**Data supplied:**
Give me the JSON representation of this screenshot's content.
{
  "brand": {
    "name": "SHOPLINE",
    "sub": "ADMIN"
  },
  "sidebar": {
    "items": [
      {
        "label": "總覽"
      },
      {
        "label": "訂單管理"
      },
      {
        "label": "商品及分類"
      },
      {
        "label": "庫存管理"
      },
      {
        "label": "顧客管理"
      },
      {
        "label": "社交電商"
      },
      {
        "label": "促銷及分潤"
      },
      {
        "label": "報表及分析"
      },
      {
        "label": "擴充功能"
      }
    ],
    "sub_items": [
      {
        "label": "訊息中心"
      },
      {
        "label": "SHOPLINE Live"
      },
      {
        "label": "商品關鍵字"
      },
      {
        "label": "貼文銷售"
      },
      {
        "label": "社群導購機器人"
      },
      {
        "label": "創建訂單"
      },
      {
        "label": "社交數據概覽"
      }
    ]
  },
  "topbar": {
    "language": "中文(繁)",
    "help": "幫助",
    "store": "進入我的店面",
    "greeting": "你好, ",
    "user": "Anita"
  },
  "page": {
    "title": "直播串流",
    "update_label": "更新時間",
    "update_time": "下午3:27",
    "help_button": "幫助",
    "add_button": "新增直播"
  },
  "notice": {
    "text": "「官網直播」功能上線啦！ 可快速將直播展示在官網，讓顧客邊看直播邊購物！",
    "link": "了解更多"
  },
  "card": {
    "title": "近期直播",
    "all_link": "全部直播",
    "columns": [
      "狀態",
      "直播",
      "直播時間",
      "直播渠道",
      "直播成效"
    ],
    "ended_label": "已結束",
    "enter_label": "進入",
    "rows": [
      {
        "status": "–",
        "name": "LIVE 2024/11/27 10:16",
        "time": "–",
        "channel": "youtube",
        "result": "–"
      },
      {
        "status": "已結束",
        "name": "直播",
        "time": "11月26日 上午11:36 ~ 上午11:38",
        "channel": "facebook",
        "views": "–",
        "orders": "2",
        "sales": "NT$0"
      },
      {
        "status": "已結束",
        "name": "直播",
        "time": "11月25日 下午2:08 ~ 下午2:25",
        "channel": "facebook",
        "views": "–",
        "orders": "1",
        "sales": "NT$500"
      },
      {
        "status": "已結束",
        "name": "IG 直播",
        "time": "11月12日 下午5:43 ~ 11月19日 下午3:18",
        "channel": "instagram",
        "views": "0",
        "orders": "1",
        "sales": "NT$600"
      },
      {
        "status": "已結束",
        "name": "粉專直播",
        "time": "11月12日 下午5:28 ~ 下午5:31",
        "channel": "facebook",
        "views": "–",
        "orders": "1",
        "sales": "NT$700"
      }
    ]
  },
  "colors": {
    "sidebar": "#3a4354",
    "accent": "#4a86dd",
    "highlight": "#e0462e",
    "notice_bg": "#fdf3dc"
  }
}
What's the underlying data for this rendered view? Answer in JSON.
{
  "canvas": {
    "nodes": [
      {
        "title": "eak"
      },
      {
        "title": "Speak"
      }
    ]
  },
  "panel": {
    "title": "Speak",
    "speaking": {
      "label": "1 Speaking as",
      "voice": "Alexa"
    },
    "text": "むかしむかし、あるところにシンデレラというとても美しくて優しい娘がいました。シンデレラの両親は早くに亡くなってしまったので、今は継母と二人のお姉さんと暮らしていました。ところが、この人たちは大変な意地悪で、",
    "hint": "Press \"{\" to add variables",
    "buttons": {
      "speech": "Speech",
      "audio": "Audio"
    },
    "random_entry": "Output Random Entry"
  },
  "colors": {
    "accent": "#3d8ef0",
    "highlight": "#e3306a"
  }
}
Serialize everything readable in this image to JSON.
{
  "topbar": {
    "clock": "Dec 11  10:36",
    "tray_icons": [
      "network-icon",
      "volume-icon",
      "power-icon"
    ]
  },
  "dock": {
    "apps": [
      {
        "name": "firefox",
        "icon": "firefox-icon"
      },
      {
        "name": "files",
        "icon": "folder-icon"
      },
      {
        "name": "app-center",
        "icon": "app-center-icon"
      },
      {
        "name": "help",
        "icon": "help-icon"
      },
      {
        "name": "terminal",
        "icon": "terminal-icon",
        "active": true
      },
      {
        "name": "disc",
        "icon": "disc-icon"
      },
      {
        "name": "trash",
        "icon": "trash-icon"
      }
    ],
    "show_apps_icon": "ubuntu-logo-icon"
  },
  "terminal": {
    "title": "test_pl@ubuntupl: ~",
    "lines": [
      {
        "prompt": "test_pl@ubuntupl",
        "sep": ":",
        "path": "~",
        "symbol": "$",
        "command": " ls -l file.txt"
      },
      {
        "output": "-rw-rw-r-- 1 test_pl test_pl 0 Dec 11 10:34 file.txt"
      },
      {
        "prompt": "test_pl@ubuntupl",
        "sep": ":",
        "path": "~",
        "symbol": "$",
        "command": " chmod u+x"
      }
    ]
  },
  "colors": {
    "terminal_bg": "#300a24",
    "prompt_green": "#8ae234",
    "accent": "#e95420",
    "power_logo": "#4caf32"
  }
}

**Stated goal:** Your task is to print the whole listing again exactly.

**Response to this exercise:**
Give me the JSON representation of this screenshot's content.
{
  "brand": {
    "name": "SHOPLINE",
    "sub": "ADMIN"
  },
  "sidebar": {
    "items": [
      {
        "label": "總覽"
      },
      {
        "label": "訂單管理"
      },
      {
        "label": "商品及分類"
      },
      {
        "label": "庫存管理"
      },
      {
        "label": "顧客管理"
      },
      {
        "label": "社交電商"
      },
      {
        "label": "促銷及分潤"
      },
      {
        "label": "報表及分析"
      },
      {
        "label": "擴充功能"
      }
    ],
    "sub_items": [
      {
        "label": "訊息中心"
      },
      {
        "label": "SHOPLINE Live"
      },
      {
        "label": "商品關鍵字"
      },
      {
        "label": "貼文銷售"
      },
      {
        "label": "社群導購機器人"
      },
      {
        "label": "創建訂單"
      },
      {
        "label": "社交數據概覽"
      }
    ]
  },
  "topbar": {
    "language": "中文(繁)",
    "help": "幫助",
    "store": "進入我的店面",
    "greeting": "你好, ",
    "user": "Anita"
  },
  "page": {
    "title": "直播串流",
    "update_label": "更新時間",
    "update_time": "下午3:27",
    "help_button": "幫助",
    "add_button": "新增直播"
  },
  "notice": {
    "text": "「官網直播」功能上線啦！ 可快速將直播展示在官網，讓顧客邊看直播邊購物！",
    "link": "了解更多"
  },
  "card": {
    "title": "近期直播",
    "all_link": "全部直播",
    "columns": [
      "狀態",
      "直播",
      "直播時間",
      "直播渠道",
      "直播成效"
    ],
    "ended_label": "已結束",
    "enter_label": "進入",
    "rows": [
      {
        "status": "–",
        "name": "LIVE 2024/11/27 10:16",
        "time": "–",
        "channel": "youtube",
        "result": "–"
      },
      {
        "status": "已結束",
        "name": "直播",
        "time": "11月26日 上午11:36 ~ 上午11:38",
        "channel": "facebook",
        "views": "–",
        "orders": "2",
        "sales": "NT$0"
      },
      {
        "status": "已結束",
        "name": "直播",
        "time": "11月25日 下午2:08 ~ 下午2:25",
        "channel": "facebook",
        "views": "–",
        "orders": "1",
        "sales": "NT$500"
      },
      {
        "status": "已結束",
        "name": "IG 直播",
        "time": "11月12日 下午5:43 ~ 11月19日 下午3:18",
        "channel": "instagram",
        "views": "0",
        "orders": "1",
        "sales": "NT$600"
      },
      {
        "status": "已結束",
        "name": "粉專直播",
        "time": "11月12日 下午5:28 ~ 下午5:31",
        "channel": "facebook",
        "views": "–",
        "orders": "1",
        "sales": "NT$700"
      }
    ]
  },
  "colors": {
    "sidebar": "#3a4354",
    "accent": "#4a86dd",
    "highlight": "#e0462e",
    "notice_bg": "#fdf3dc"
  }
}
What's the underlying data for this rendered view? Answer in JSON.
{
  "canvas": {
    "nodes": [
      {
        "title": "eak"
      },
      {
        "title": "Speak"
      }
    ]
  },
  "panel": {
    "title": "Speak",
    "speaking": {
      "label": "1 Speaking as",
      "voice": "Alexa"
    },
    "text": "むかしむかし、あるところにシンデレラというとても美しくて優しい娘がいました。シンデレラの両親は早くに亡くなってしまったので、今は継母と二人のお姉さんと暮らしていました。ところが、この人たちは大変な意地悪で、",
    "hint": "Press \"{\" to add variables",
    "buttons": {
      "speech": "Speech",
      "audio": "Audio"
    },
    "random_entry": "Output Random Entry"
  },
  "colors": {
    "accent": "#3d8ef0",
    "highlight": "#e3306a"
  }
}
Serialize everything readable in this image to JSON.
{
  "topbar": {
    "clock": "Dec 11  10:36",
    "tray_icons": [
      "network-icon",
      "volume-icon",
      "power-icon"
    ]
  },
  "dock": {
    "apps": [
      {
        "name": "firefox",
        "icon": "firefox-icon"
      },
      {
        "name": "files",
        "icon": "folder-icon"
      },
      {
        "name": "app-center",
        "icon": "app-center-icon"
      },
      {
        "name": "help",
        "icon": "help-icon"
      },
      {
        "name": "terminal",
        "icon": "terminal-icon",
        "active": true
      },
      {
        "name": "disc",
        "icon": "disc-icon"
      },
      {
        "name": "trash",
        "icon": "trash-icon"
      }
    ],
    "show_apps_icon": "ubuntu-logo-icon"
  },
  "terminal": {
    "title": "test_pl@ubuntupl: ~",
    "lines": [
      {
        "prompt": "test_pl@ubuntupl",
        "sep": ":",
        "path": "~",
        "symbol": "$",
        "command": " ls -l file.txt"
      },
      {
        "output": "-rw-rw-r-- 1 test_pl test_pl 0 Dec 11 10:34 file.txt"
      },
      {
        "prompt": "test_pl@ubuntupl",
        "sep": ":",
        "path": "~",
        "symbol": "$",
        "command": " chmod u+x"
      }
    ]
  },
  "colors": {
    "terminal_bg": "#300a24",
    "prompt_green": "#8ae234",
    "accent": "#e95420",
    "power_logo": "#4caf32"
  }
}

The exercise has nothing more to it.